What is needed =>
The whole listing needs to be returned exactly as it appears.

Records for this exercise =>

Content starts

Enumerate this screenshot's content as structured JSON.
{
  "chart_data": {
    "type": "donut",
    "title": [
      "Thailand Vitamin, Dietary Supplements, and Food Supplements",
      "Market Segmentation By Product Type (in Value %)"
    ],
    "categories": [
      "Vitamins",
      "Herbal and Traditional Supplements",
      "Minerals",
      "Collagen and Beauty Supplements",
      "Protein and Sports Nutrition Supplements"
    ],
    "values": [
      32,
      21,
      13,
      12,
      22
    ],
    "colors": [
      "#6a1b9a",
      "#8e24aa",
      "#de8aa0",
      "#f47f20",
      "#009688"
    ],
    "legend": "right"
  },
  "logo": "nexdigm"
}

Content ends

Solution to the problem =>
Enumerate this screenshot's content as structured JSON.
{
  "chart_data": {
    "type": "donut",
    "title": [
      "Thailand Vitamin, Dietary Supplements, and Food Supplements",
      "Market Segmentation By Product Type (in Value %)"
    ],
    "categories": [
      "Vitamins",
      "Herbal and Traditional Supplements",
      "Minerals",
      "Collagen and Beauty Supplements",
      "Protein and Sports Nutrition Supplements"
    ],
    "values": [
      32,
      21,
      13,
      12,
      22
    ],
    "colors": [
      "#6a1b9a",
      "#8e24aa",
      "#de8aa0",
      "#f47f20",
      "#009688"
    ],
    "legend": "right"
  },
  "logo": "nexdigm"
}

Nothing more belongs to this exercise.